» Objective:
In the records below, pick out all lines containing the word "upper".

(Source records)
+-------+
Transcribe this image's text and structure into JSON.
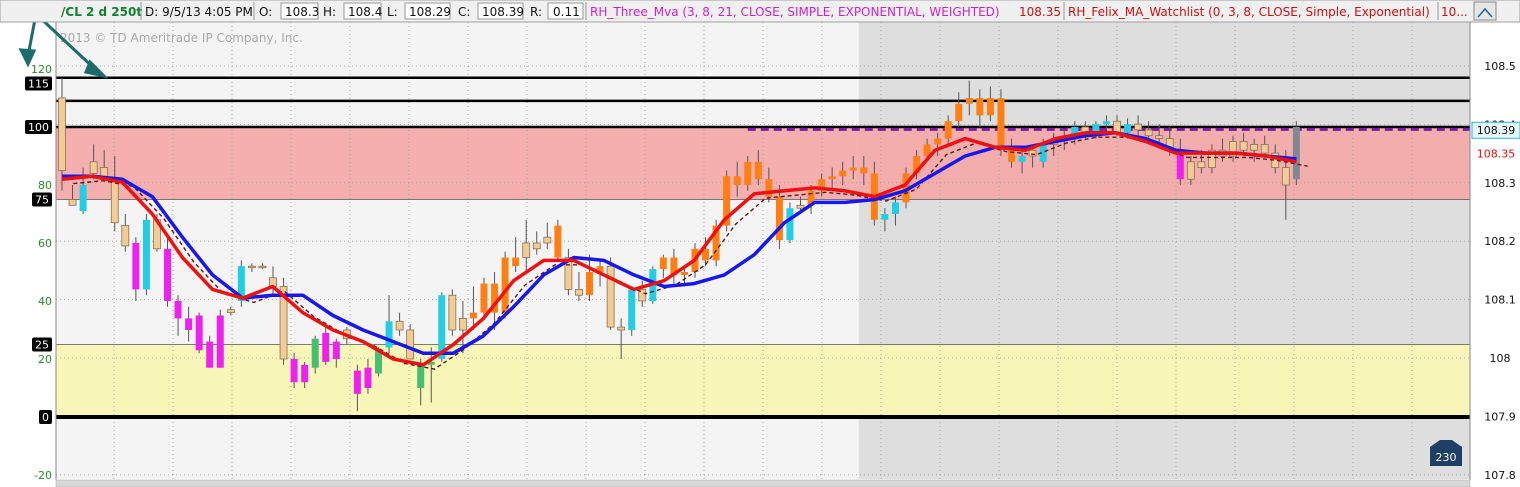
{
  "header": {
    "symbol": "/CL 2 d 250t",
    "date_field": "D: 9/5/13 4:05 PM",
    "open_label": "O:",
    "open_value": "108.3",
    "high_label": "H:",
    "high_value": "108.4",
    "low_label": "L:",
    "low_value": "108.29",
    "close_label": "C:",
    "close_value": "108.39",
    "range_label": "R:",
    "range_value": "0.11",
    "study1_name": "RH_Three_Mva (3, 8, 21, CLOSE, SIMPLE, EXPONENTIAL, WEIGHTED)",
    "study1_value": "108.35",
    "study2_name": "RH_Felix_MA_Watchlist (0, 3, 8, CLOSE, Simple, Exponential)",
    "study2_value": "10..."
  },
  "copyright": "2013 © TD Ameritrade IP Company, Inc.",
  "badge": "230",
  "colors": {
    "background": "#f4f4f4",
    "shaded_region": "#dedede",
    "red_zone": "#f4a8a8",
    "yellow_zone": "#f8f6b4",
    "candle_orange": "#ff7f14",
    "candle_cyan": "#22cde6",
    "candle_magenta": "#ee22ee",
    "candle_green": "#46c070",
    "candle_tan": "#f2cc96",
    "fast_ma": "#ee1111",
    "slow_ma_up": "#1818ee",
    "slow_ma_down": "#7a1aa6",
    "header_symbol": "#108030",
    "study1": "#cc22cc",
    "study2": "#cc1111"
  },
  "chart_data": {
    "type": "candlestick",
    "left_axis": {
      "ticks": [
        "-20",
        "0",
        "20",
        "25",
        "40",
        "60",
        "75",
        "80",
        "100",
        "115",
        "120"
      ],
      "range": [
        -20,
        125
      ],
      "boxed_ticks": [
        "0",
        "25",
        "75",
        "100",
        "115"
      ]
    },
    "right_axis": {
      "ticks": [
        "107.8",
        "107.9",
        "108",
        "108.1",
        "108.2",
        "108.3",
        "108.4",
        "108.5"
      ],
      "range": [
        107.795,
        108.555
      ]
    },
    "price_tags": [
      {
        "label": "108.39",
        "value": 108.39,
        "style": "cyan"
      },
      {
        "label": "108.35",
        "value": 108.35,
        "style": "red"
      }
    ],
    "horizontal_levels": [
      {
        "name": "level-0",
        "value": 0
      },
      {
        "name": "level-100",
        "value": 100
      },
      {
        "name": "level-upper-1",
        "value": 109
      },
      {
        "name": "level-upper-2",
        "value": 117
      }
    ],
    "zones": [
      {
        "name": "overbought-zone",
        "from": 75,
        "to": 100,
        "color": "red_zone"
      },
      {
        "name": "oversold-zone",
        "from": 0,
        "to": 25,
        "color": "yellow_zone"
      }
    ],
    "dashed_level": {
      "value": 99.2,
      "start_index": 65
    },
    "shaded_from_index": 76,
    "candles": [
      {
        "o": 110,
        "h": 117,
        "l": 78,
        "c": 85,
        "k": "tan"
      },
      {
        "o": 75,
        "h": 80,
        "l": 73,
        "c": 73,
        "k": "tan"
      },
      {
        "o": 80,
        "h": 86,
        "l": 70,
        "c": 71,
        "k": "cyan"
      },
      {
        "o": 88,
        "h": 94,
        "l": 82,
        "c": 84,
        "k": "tan"
      },
      {
        "o": 86,
        "h": 92,
        "l": 82,
        "c": 82,
        "k": "tan"
      },
      {
        "o": 81,
        "h": 90,
        "l": 64,
        "c": 67,
        "k": "tan"
      },
      {
        "o": 66,
        "h": 70,
        "l": 57,
        "c": 59,
        "k": "tan"
      },
      {
        "o": 60,
        "h": 62,
        "l": 40,
        "c": 44,
        "k": "magenta"
      },
      {
        "o": 44,
        "h": 70,
        "l": 42,
        "c": 68,
        "k": "cyan"
      },
      {
        "o": 68,
        "h": 70,
        "l": 57,
        "c": 58,
        "k": "tan"
      },
      {
        "o": 58,
        "h": 62,
        "l": 38,
        "c": 40,
        "k": "magenta"
      },
      {
        "o": 40,
        "h": 42,
        "l": 28,
        "c": 34,
        "k": "magenta"
      },
      {
        "o": 34,
        "h": 38,
        "l": 26,
        "c": 30,
        "k": "magenta"
      },
      {
        "o": 35,
        "h": 36,
        "l": 22,
        "c": 23,
        "k": "magenta"
      },
      {
        "o": 26,
        "h": 28,
        "l": 17,
        "c": 17,
        "k": "magenta"
      },
      {
        "o": 35,
        "h": 37,
        "l": 17,
        "c": 17,
        "k": "magenta"
      },
      {
        "o": 36,
        "h": 38,
        "l": 35,
        "c": 37,
        "k": "tan"
      },
      {
        "o": 40,
        "h": 54,
        "l": 38,
        "c": 52,
        "k": "cyan"
      },
      {
        "o": 52,
        "h": 53,
        "l": 50,
        "c": 52,
        "k": "tan"
      },
      {
        "o": 52,
        "h": 53,
        "l": 51,
        "c": 52,
        "k": "tan"
      },
      {
        "o": 48,
        "h": 52,
        "l": 42,
        "c": 45,
        "k": "tan"
      },
      {
        "o": 45,
        "h": 48,
        "l": 18,
        "c": 20,
        "k": "tan"
      },
      {
        "o": 20,
        "h": 22,
        "l": 10,
        "c": 12,
        "k": "magenta"
      },
      {
        "o": 18,
        "h": 19,
        "l": 10,
        "c": 12,
        "k": "magenta"
      },
      {
        "o": 17,
        "h": 28,
        "l": 15,
        "c": 27,
        "k": "green"
      },
      {
        "o": 19,
        "h": 31,
        "l": 18,
        "c": 29,
        "k": "magenta"
      },
      {
        "o": 20,
        "h": 27,
        "l": 17,
        "c": 26,
        "k": "magenta"
      },
      {
        "o": 30,
        "h": 31,
        "l": 25,
        "c": 27,
        "k": "tan"
      },
      {
        "o": 16,
        "h": 18,
        "l": 2,
        "c": 8,
        "k": "magenta"
      },
      {
        "o": 17,
        "h": 20,
        "l": 8,
        "c": 10,
        "k": "magenta"
      },
      {
        "o": 15,
        "h": 24,
        "l": 14,
        "c": 23,
        "k": "green"
      },
      {
        "o": 24,
        "h": 42,
        "l": 22,
        "c": 33,
        "k": "cyan"
      },
      {
        "o": 33,
        "h": 36,
        "l": 28,
        "c": 30,
        "k": "tan"
      },
      {
        "o": 30,
        "h": 32,
        "l": 24,
        "c": 20,
        "k": "tan"
      },
      {
        "o": 10,
        "h": 20,
        "l": 4,
        "c": 18,
        "k": "green"
      },
      {
        "o": 18,
        "h": 24,
        "l": 5,
        "c": 19,
        "k": "green"
      },
      {
        "o": 20,
        "h": 43,
        "l": 19,
        "c": 42,
        "k": "cyan"
      },
      {
        "o": 42,
        "h": 44,
        "l": 28,
        "c": 30,
        "k": "tan"
      },
      {
        "o": 30,
        "h": 40,
        "l": 22,
        "c": 34,
        "k": "tan"
      },
      {
        "o": 34,
        "h": 45,
        "l": 30,
        "c": 36,
        "k": "orange"
      },
      {
        "o": 36,
        "h": 48,
        "l": 34,
        "c": 46,
        "k": "orange"
      },
      {
        "o": 46,
        "h": 50,
        "l": 30,
        "c": 36,
        "k": "orange"
      },
      {
        "o": 36,
        "h": 57,
        "l": 34,
        "c": 55,
        "k": "orange"
      },
      {
        "o": 55,
        "h": 62,
        "l": 50,
        "c": 52,
        "k": "orange"
      },
      {
        "o": 55,
        "h": 68,
        "l": 50,
        "c": 60,
        "k": "tan"
      },
      {
        "o": 60,
        "h": 64,
        "l": 56,
        "c": 58,
        "k": "tan"
      },
      {
        "o": 62,
        "h": 67,
        "l": 58,
        "c": 60,
        "k": "tan"
      },
      {
        "o": 66,
        "h": 68,
        "l": 54,
        "c": 55,
        "k": "orange"
      },
      {
        "o": 55,
        "h": 58,
        "l": 42,
        "c": 44,
        "k": "tan"
      },
      {
        "o": 44,
        "h": 50,
        "l": 40,
        "c": 42,
        "k": "tan"
      },
      {
        "o": 42,
        "h": 56,
        "l": 40,
        "c": 50,
        "k": "orange"
      },
      {
        "o": 50,
        "h": 54,
        "l": 45,
        "c": 52,
        "k": "orange"
      },
      {
        "o": 52,
        "h": 55,
        "l": 30,
        "c": 31,
        "k": "tan"
      },
      {
        "o": 31,
        "h": 34,
        "l": 20,
        "c": 30,
        "k": "tan"
      },
      {
        "o": 30,
        "h": 45,
        "l": 28,
        "c": 44,
        "k": "cyan"
      },
      {
        "o": 44,
        "h": 47,
        "l": 38,
        "c": 40,
        "k": "tan"
      },
      {
        "o": 40,
        "h": 52,
        "l": 39,
        "c": 51,
        "k": "cyan"
      },
      {
        "o": 51,
        "h": 56,
        "l": 48,
        "c": 55,
        "k": "orange"
      },
      {
        "o": 55,
        "h": 58,
        "l": 46,
        "c": 49,
        "k": "orange"
      },
      {
        "o": 49,
        "h": 52,
        "l": 45,
        "c": 50,
        "k": "orange"
      },
      {
        "o": 50,
        "h": 60,
        "l": 48,
        "c": 58,
        "k": "orange"
      },
      {
        "o": 58,
        "h": 62,
        "l": 52,
        "c": 54,
        "k": "orange"
      },
      {
        "o": 54,
        "h": 68,
        "l": 52,
        "c": 66,
        "k": "orange"
      },
      {
        "o": 66,
        "h": 85,
        "l": 64,
        "c": 83,
        "k": "orange"
      },
      {
        "o": 83,
        "h": 88,
        "l": 76,
        "c": 80,
        "k": "orange"
      },
      {
        "o": 80,
        "h": 90,
        "l": 78,
        "c": 88,
        "k": "orange"
      },
      {
        "o": 88,
        "h": 92,
        "l": 80,
        "c": 82,
        "k": "orange"
      },
      {
        "o": 82,
        "h": 86,
        "l": 74,
        "c": 76,
        "k": "orange"
      },
      {
        "o": 76,
        "h": 80,
        "l": 58,
        "c": 61,
        "k": "orange"
      },
      {
        "o": 61,
        "h": 74,
        "l": 60,
        "c": 72,
        "k": "cyan"
      },
      {
        "o": 72,
        "h": 76,
        "l": 70,
        "c": 73,
        "k": "tan"
      },
      {
        "o": 73,
        "h": 80,
        "l": 70,
        "c": 78,
        "k": "orange"
      },
      {
        "o": 78,
        "h": 84,
        "l": 76,
        "c": 82,
        "k": "orange"
      },
      {
        "o": 82,
        "h": 86,
        "l": 78,
        "c": 83,
        "k": "orange"
      },
      {
        "o": 83,
        "h": 88,
        "l": 80,
        "c": 85,
        "k": "orange"
      },
      {
        "o": 85,
        "h": 90,
        "l": 82,
        "c": 86,
        "k": "orange"
      },
      {
        "o": 86,
        "h": 90,
        "l": 80,
        "c": 84,
        "k": "orange"
      },
      {
        "o": 84,
        "h": 88,
        "l": 66,
        "c": 68,
        "k": "orange"
      },
      {
        "o": 68,
        "h": 72,
        "l": 64,
        "c": 70,
        "k": "cyan"
      },
      {
        "o": 70,
        "h": 76,
        "l": 66,
        "c": 74,
        "k": "cyan"
      },
      {
        "o": 74,
        "h": 86,
        "l": 72,
        "c": 84,
        "k": "orange"
      },
      {
        "o": 84,
        "h": 92,
        "l": 82,
        "c": 90,
        "k": "orange"
      },
      {
        "o": 90,
        "h": 96,
        "l": 88,
        "c": 94,
        "k": "orange"
      },
      {
        "o": 94,
        "h": 98,
        "l": 90,
        "c": 96,
        "k": "orange"
      },
      {
        "o": 96,
        "h": 104,
        "l": 94,
        "c": 102,
        "k": "orange"
      },
      {
        "o": 102,
        "h": 112,
        "l": 100,
        "c": 108,
        "k": "orange"
      },
      {
        "o": 108,
        "h": 116,
        "l": 104,
        "c": 110,
        "k": "orange"
      },
      {
        "o": 110,
        "h": 113,
        "l": 100,
        "c": 104,
        "k": "orange"
      },
      {
        "o": 104,
        "h": 114,
        "l": 102,
        "c": 110,
        "k": "orange"
      },
      {
        "o": 110,
        "h": 113,
        "l": 90,
        "c": 92,
        "k": "orange"
      },
      {
        "o": 92,
        "h": 96,
        "l": 86,
        "c": 88,
        "k": "orange"
      },
      {
        "o": 88,
        "h": 92,
        "l": 84,
        "c": 90,
        "k": "cyan"
      },
      {
        "o": 90,
        "h": 94,
        "l": 86,
        "c": 92,
        "k": "tan"
      },
      {
        "o": 88,
        "h": 96,
        "l": 86,
        "c": 94,
        "k": "cyan"
      },
      {
        "o": 94,
        "h": 98,
        "l": 90,
        "c": 95,
        "k": "tan"
      },
      {
        "o": 95,
        "h": 99,
        "l": 92,
        "c": 97,
        "k": "cyan"
      },
      {
        "o": 97,
        "h": 102,
        "l": 94,
        "c": 100,
        "k": "cyan"
      },
      {
        "o": 100,
        "h": 102,
        "l": 96,
        "c": 97,
        "k": "tan"
      },
      {
        "o": 97,
        "h": 102,
        "l": 96,
        "c": 101,
        "k": "cyan"
      },
      {
        "o": 101,
        "h": 104,
        "l": 98,
        "c": 102,
        "k": "cyan"
      },
      {
        "o": 102,
        "h": 104,
        "l": 97,
        "c": 98,
        "k": "tan"
      },
      {
        "o": 98,
        "h": 103,
        "l": 96,
        "c": 101,
        "k": "cyan"
      },
      {
        "o": 101,
        "h": 104,
        "l": 97,
        "c": 99,
        "k": "tan"
      },
      {
        "o": 99,
        "h": 102,
        "l": 96,
        "c": 97,
        "k": "tan"
      },
      {
        "o": 97,
        "h": 101,
        "l": 94,
        "c": 96,
        "k": "tan"
      },
      {
        "o": 96,
        "h": 100,
        "l": 90,
        "c": 92,
        "k": "tan"
      },
      {
        "o": 92,
        "h": 96,
        "l": 80,
        "c": 82,
        "k": "magenta"
      },
      {
        "o": 82,
        "h": 90,
        "l": 80,
        "c": 88,
        "k": "tan"
      },
      {
        "o": 88,
        "h": 92,
        "l": 84,
        "c": 86,
        "k": "tan"
      },
      {
        "o": 86,
        "h": 94,
        "l": 84,
        "c": 92,
        "k": "tan"
      },
      {
        "o": 92,
        "h": 96,
        "l": 88,
        "c": 90,
        "k": "tan"
      },
      {
        "o": 90,
        "h": 97,
        "l": 88,
        "c": 95,
        "k": "tan"
      },
      {
        "o": 95,
        "h": 98,
        "l": 90,
        "c": 92,
        "k": "tan"
      },
      {
        "o": 92,
        "h": 96,
        "l": 88,
        "c": 94,
        "k": "tan"
      },
      {
        "o": 94,
        "h": 97,
        "l": 90,
        "c": 91,
        "k": "tan"
      },
      {
        "o": 91,
        "h": 94,
        "l": 84,
        "c": 86,
        "k": "tan"
      },
      {
        "o": 86,
        "h": 92,
        "l": 68,
        "c": 80,
        "k": "tan"
      },
      {
        "o": 82,
        "h": 102,
        "l": 80,
        "c": 100,
        "k": "gray"
      }
    ],
    "ma_fast": [
      [
        0,
        82
      ],
      [
        4,
        83
      ],
      [
        8,
        81
      ],
      [
        12,
        70
      ],
      [
        16,
        55
      ],
      [
        20,
        44
      ],
      [
        24,
        41
      ],
      [
        28,
        45
      ],
      [
        32,
        36
      ],
      [
        36,
        30
      ],
      [
        40,
        26
      ],
      [
        44,
        20
      ],
      [
        48,
        18
      ],
      [
        52,
        25
      ],
      [
        56,
        34
      ],
      [
        60,
        47
      ],
      [
        64,
        54
      ],
      [
        68,
        54
      ],
      [
        72,
        49
      ],
      [
        76,
        44
      ],
      [
        80,
        47
      ],
      [
        84,
        54
      ],
      [
        88,
        68
      ],
      [
        92,
        77
      ],
      [
        96,
        78
      ],
      [
        100,
        79
      ],
      [
        104,
        78
      ],
      [
        108,
        76
      ],
      [
        112,
        80
      ],
      [
        116,
        92
      ],
      [
        120,
        96
      ],
      [
        124,
        93
      ],
      [
        128,
        92
      ],
      [
        132,
        96
      ],
      [
        136,
        98
      ],
      [
        140,
        98
      ],
      [
        144,
        95
      ],
      [
        148,
        91
      ],
      [
        152,
        91
      ],
      [
        156,
        91
      ],
      [
        160,
        90
      ],
      [
        164,
        88
      ]
    ],
    "ma_slow": [
      [
        0,
        83
      ],
      [
        4,
        83
      ],
      [
        8,
        82
      ],
      [
        12,
        76
      ],
      [
        16,
        62
      ],
      [
        20,
        49
      ],
      [
        24,
        41
      ],
      [
        28,
        42
      ],
      [
        32,
        42
      ],
      [
        36,
        35
      ],
      [
        40,
        30
      ],
      [
        44,
        26
      ],
      [
        48,
        22
      ],
      [
        52,
        22
      ],
      [
        56,
        28
      ],
      [
        60,
        38
      ],
      [
        64,
        49
      ],
      [
        68,
        55
      ],
      [
        72,
        54
      ],
      [
        76,
        49
      ],
      [
        80,
        45
      ],
      [
        84,
        46
      ],
      [
        88,
        49
      ],
      [
        92,
        56
      ],
      [
        96,
        67
      ],
      [
        100,
        74
      ],
      [
        104,
        74
      ],
      [
        108,
        75
      ],
      [
        112,
        78
      ],
      [
        116,
        84
      ],
      [
        120,
        90
      ],
      [
        124,
        93
      ],
      [
        128,
        93
      ],
      [
        132,
        95
      ],
      [
        136,
        97
      ],
      [
        140,
        98
      ],
      [
        144,
        96
      ],
      [
        148,
        92
      ],
      [
        152,
        91
      ],
      [
        156,
        91
      ],
      [
        160,
        90
      ],
      [
        164,
        89
      ]
    ]
  }
}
+-------+
» The response:
        "name": "level-upper-1",
        "name": "level-upper-2",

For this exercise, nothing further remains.